(Data extracted from a collection)
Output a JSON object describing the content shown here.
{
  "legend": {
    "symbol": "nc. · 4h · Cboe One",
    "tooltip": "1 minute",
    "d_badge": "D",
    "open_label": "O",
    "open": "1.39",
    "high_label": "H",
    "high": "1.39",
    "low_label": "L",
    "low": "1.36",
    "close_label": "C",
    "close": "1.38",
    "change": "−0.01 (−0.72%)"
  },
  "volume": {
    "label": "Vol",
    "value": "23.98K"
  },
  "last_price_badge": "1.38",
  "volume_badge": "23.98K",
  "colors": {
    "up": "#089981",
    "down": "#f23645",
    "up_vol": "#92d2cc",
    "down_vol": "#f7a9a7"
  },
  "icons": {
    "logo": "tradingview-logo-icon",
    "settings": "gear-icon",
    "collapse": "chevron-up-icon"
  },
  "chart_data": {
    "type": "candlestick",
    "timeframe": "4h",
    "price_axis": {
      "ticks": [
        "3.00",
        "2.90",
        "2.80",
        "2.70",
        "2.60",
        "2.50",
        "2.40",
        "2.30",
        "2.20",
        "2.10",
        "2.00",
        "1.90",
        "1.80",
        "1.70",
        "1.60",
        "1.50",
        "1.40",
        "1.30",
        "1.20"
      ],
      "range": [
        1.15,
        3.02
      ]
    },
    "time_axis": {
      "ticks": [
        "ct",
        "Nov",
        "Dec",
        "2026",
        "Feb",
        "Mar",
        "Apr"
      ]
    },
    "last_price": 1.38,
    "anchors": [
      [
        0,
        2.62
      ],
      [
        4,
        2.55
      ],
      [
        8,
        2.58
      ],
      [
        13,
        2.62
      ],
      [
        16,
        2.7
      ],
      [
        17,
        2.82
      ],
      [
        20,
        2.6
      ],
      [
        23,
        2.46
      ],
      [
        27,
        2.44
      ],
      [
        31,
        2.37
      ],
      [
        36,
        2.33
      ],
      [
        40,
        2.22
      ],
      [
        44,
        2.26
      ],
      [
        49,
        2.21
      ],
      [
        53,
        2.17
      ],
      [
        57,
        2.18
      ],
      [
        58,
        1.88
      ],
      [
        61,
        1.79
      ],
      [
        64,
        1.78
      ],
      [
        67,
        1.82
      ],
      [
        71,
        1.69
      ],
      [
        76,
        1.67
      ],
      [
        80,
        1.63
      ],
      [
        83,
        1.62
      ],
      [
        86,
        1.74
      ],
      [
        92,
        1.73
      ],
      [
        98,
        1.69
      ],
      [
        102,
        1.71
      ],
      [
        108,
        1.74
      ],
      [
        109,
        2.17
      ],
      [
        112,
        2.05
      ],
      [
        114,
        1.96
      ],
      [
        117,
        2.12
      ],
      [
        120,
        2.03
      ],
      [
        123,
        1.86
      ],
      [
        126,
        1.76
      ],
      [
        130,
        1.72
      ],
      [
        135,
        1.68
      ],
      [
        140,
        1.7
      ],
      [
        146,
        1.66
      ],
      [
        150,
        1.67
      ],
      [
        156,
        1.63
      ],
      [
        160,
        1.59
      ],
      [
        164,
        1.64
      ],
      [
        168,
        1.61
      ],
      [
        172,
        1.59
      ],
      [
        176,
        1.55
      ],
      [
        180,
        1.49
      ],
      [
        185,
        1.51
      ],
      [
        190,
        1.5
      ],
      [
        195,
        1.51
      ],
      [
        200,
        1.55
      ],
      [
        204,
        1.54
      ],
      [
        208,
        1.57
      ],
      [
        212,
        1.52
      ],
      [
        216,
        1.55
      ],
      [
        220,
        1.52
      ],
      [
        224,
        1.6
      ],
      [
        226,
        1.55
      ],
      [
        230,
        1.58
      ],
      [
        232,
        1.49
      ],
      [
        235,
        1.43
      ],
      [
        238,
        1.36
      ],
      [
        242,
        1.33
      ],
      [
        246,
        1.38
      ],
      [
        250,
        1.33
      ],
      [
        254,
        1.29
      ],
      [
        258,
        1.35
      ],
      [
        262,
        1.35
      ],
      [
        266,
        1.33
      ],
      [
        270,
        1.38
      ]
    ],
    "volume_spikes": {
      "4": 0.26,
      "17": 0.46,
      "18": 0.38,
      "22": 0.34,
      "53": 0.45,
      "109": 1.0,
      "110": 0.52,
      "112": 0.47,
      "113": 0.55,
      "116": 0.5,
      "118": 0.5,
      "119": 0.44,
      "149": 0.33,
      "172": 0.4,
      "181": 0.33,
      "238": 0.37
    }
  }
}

__EXERCISE TASK__: Repeat the data in its entirety, character for character.

__THE SOLUTION__:
Output a JSON object describing the content shown here.
{
  "legend": {
    "symbol": "nc. · 4h · Cboe One",
    "tooltip": "1 minute",
    "d_badge": "D",
    "open_label": "O",
    "open": "1.39",
    "high_label": "H",
    "high": "1.39",
    "low_label": "L",
    "low": "1.36",
    "close_label": "C",
    "close": "1.38",
    "change": "−0.01 (−0.72%)"
  },
  "volume": {
    "label": "Vol",
    "value": "23.98K"
  },
  "last_price_badge": "1.38",
  "volume_badge": "23.98K",
  "colors": {
    "up": "#089981",
    "down": "#f23645",
    "up_vol": "#92d2cc",
    "down_vol": "#f7a9a7"
  },
  "icons": {
    "logo": "tradingview-logo-icon",
    "settings": "gear-icon",
    "collapse": "chevron-up-icon"
  },
  "chart_data": {
    "type": "candlestick",
    "timeframe": "4h",
    "price_axis": {
      "ticks": [
        "3.00",
        "2.90",
        "2.80",
        "2.70",
        "2.60",
        "2.50",
        "2.40",
        "2.30",
        "2.20",
        "2.10",
        "2.00",
        "1.90",
        "1.80",
        "1.70",
        "1.60",
        "1.50",
        "1.40",
        "1.30",
        "1.20"
      ],
      "range": [
        1.15,
        3.02
      ]
    },
    "time_axis": {
      "ticks": [
        "ct",
        "Nov",
        "Dec",
        "2026",
        "Feb",
        "Mar",
        "Apr"
      ]
    },
    "last_price": 1.38,
    "anchors": [
      [
        0,
        2.62
      ],
      [
        4,
        2.55
      ],
      [
        8,
        2.58
      ],
      [
        13,
        2.62
      ],
      [
        16,
        2.7
      ],
      [
        17,
        2.82
      ],
      [
        20,
        2.6
      ],
      [
        23,
        2.46
      ],
      [
        27,
        2.44
      ],
      [
        31,
        2.37
      ],
      [
        36,
        2.33
      ],
      [
        40,
        2.22
      ],
      [
        44,
        2.26
      ],
      [
        49,
        2.21
      ],
      [
        53,
        2.17
      ],
      [
        57,
        2.18
      ],
      [
        58,
        1.88
      ],
      [
        61,
        1.79
      ],
      [
        64,
        1.78
      ],
      [
        67,
        1.82
      ],
      [
        71,
        1.69
      ],
      [
        76,
        1.67
      ],
      [
        80,
        1.63
      ],
      [
        83,
        1.62
      ],
      [
        86,
        1.74
      ],
      [
        92,
        1.73
      ],
      [
        98,
        1.69
      ],
      [
        102,
        1.71
      ],
      [
        108,
        1.74
      ],
      [
        109,
        2.17
      ],
      [
        112,
        2.05
      ],
      [
        114,
        1.96
      ],
      [
        117,
        2.12
      ],
      [
        120,
        2.03
      ],
      [
        123,
        1.86
      ],
      [
        126,
        1.76
      ],
      [
        130,
        1.72
      ],
      [
        135,
        1.68
      ],
      [
        140,
        1.7
      ],
      [
        146,
        1.66
      ],
      [
        150,
        1.67
      ],
      [
        156,
        1.63
      ],
      [
        160,
        1.59
      ],
      [
        164,
        1.64
      ],
      [
        168,
        1.61
      ],
      [
        172,
        1.59
      ],
      [
        176,
        1.55
      ],
      [
        180,
        1.49
      ],
      [
        185,
        1.51
      ],
      [
        190,
        1.5
      ],
      [
        195,
        1.51
      ],
      [
        200,
        1.55
      ],
      [
        204,
        1.54
      ],
      [
        208,
        1.57
      ],
      [
        212,
        1.52
      ],
      [
        216,
        1.55
      ],
      [
        220,
        1.52
      ],
      [
        224,
        1.6
      ],
      [
        226,
        1.55
      ],
      [
        230,
        1.58
      ],
      [
        232,
        1.49
      ],
      [
        235,
        1.43
      ],
      [
        238,
        1.36
      ],
      [
        242,
        1.33
      ],
      [
        246,
        1.38
      ],
      [
        250,
        1.33
      ],
      [
        254,
        1.29
      ],
      [
        258,
        1.35
      ],
      [
        262,
        1.35
      ],
      [
        266,
        1.33
      ],
      [
        270,
        1.38
      ]
    ],
    "volume_spikes": {
      "4": 0.26,
      "17": 0.46,
      "18": 0.38,
      "22": 0.34,
      "53": 0.45,
      "109": 1.0,
      "110": 0.52,
      "112": 0.47,
      "113": 0.55,
      "116": 0.5,
      "118": 0.5,
      "119": 0.44,
      "149": 0.33,
      "172": 0.4,
      "181": 0.33,
      "238": 0.37
    }
  }
}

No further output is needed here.